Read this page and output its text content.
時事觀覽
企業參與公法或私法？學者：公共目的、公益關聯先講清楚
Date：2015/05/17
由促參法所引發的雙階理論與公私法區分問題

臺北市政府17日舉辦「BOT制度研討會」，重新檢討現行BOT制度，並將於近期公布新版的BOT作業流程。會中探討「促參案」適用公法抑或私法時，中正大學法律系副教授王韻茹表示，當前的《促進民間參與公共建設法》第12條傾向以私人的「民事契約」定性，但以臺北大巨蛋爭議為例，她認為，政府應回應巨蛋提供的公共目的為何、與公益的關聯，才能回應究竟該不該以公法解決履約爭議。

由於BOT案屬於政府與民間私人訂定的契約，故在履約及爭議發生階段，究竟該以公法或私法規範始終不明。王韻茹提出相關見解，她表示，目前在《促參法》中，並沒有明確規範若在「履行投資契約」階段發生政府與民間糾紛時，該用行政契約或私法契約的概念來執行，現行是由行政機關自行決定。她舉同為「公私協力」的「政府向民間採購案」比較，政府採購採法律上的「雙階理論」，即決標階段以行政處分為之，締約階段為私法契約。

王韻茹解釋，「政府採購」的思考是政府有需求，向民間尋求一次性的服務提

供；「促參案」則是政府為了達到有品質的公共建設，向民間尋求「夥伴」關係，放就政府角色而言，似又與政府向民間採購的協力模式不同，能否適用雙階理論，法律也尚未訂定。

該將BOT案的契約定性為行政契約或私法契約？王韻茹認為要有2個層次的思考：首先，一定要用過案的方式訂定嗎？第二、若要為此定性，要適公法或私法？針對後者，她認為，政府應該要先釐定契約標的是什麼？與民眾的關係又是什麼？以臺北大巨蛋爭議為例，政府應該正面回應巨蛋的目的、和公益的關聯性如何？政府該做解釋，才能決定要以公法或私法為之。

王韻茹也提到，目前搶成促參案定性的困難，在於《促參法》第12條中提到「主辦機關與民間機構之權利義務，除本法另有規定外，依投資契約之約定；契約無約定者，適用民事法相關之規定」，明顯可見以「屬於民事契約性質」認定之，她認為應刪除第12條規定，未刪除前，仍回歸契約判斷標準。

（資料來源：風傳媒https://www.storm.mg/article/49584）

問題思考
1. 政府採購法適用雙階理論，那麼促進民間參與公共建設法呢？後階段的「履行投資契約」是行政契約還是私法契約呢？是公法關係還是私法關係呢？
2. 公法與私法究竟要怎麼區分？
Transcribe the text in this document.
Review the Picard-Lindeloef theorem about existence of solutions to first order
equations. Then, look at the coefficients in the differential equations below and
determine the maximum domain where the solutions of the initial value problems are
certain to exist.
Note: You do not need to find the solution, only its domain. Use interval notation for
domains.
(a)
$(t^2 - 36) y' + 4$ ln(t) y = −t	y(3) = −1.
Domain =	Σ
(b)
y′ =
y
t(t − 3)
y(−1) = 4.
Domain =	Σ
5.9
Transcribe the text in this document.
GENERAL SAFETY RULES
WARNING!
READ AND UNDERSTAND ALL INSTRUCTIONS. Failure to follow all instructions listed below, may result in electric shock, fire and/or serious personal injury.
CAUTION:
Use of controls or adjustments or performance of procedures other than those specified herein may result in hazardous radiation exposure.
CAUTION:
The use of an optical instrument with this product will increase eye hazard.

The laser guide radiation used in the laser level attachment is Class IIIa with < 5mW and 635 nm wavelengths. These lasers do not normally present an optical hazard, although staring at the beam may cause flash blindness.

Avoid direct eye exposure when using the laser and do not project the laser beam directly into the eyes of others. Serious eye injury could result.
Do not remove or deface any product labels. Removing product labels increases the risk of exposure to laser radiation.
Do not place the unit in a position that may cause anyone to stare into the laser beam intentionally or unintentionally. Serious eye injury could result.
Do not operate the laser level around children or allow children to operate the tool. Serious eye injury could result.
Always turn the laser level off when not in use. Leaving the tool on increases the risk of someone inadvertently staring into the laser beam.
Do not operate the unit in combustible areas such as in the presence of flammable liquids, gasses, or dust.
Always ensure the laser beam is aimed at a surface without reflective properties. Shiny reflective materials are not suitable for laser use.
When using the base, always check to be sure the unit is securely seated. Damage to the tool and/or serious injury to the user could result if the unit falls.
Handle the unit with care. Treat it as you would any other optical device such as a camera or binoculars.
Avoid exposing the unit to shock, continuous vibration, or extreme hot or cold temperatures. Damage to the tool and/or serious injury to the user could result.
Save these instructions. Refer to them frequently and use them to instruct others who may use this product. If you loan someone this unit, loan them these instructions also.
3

****************

:: DIRECTIONS FOR THIS TASK ::
Note every line above where the string "product" shows up, and copy those lines.

:: WRITTEN SOLUTION ::
The use of an optical instrument with this product will increase eye hazard.
Do not remove or deface any product labels. Removing product labels increases the risk of exposure to laser radiation.
Save these instructions. Refer to them frequently and use them to instruct others who may use this product. If you loan someone this unit, loan them these instructions also.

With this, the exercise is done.